**REQUIREMENTS**
Read the material below. Count the lines containing "Shakespeare" and give that count alone.

**Records from a dataset**
# # # # # # #

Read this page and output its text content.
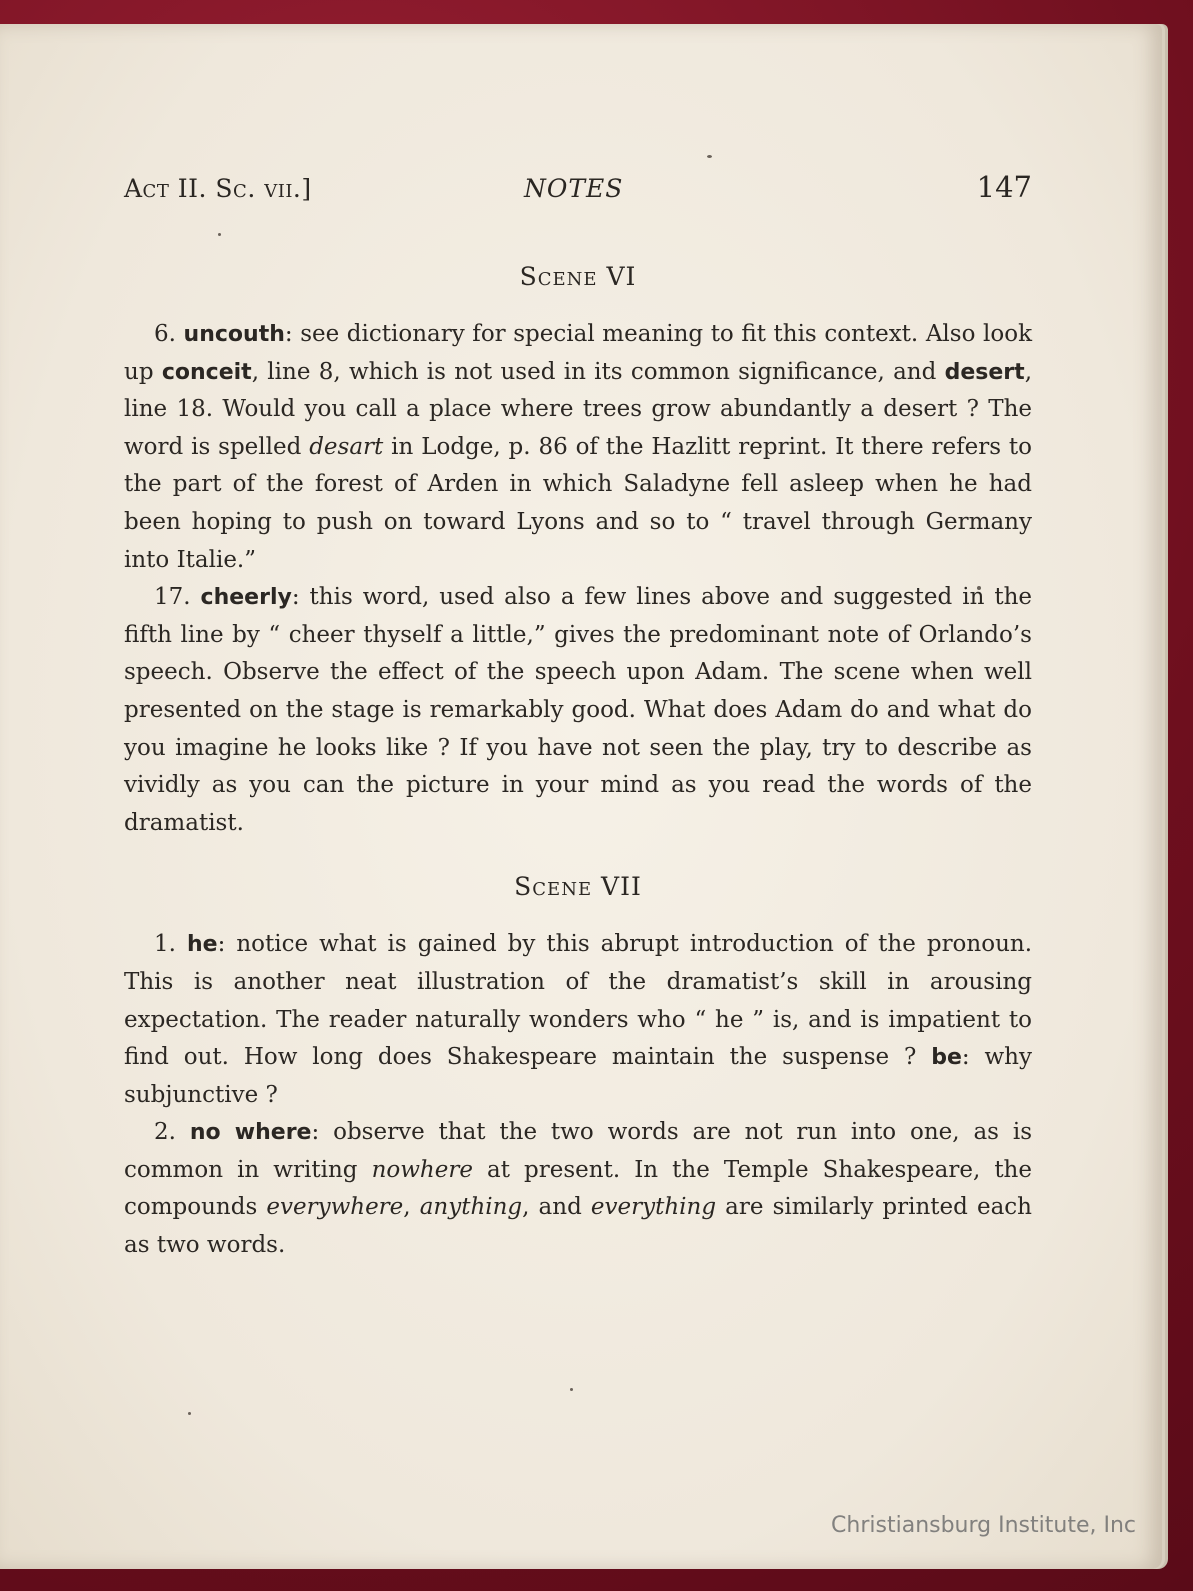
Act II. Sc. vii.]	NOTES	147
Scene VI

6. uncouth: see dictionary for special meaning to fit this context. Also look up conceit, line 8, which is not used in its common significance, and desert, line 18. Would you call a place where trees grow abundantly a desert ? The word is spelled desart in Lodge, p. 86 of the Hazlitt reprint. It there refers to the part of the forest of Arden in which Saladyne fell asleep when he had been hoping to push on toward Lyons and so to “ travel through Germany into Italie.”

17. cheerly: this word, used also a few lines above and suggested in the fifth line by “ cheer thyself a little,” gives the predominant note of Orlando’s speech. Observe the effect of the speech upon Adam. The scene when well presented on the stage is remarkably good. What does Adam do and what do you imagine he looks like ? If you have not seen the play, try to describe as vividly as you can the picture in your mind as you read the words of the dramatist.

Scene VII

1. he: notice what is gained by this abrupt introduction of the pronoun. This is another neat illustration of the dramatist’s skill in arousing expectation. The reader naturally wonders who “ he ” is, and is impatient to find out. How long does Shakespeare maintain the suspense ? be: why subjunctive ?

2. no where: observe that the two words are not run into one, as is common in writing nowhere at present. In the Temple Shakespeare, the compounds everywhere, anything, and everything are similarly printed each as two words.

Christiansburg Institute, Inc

# # # # # # #

**SOLUTION TO THE EXERCISE**
2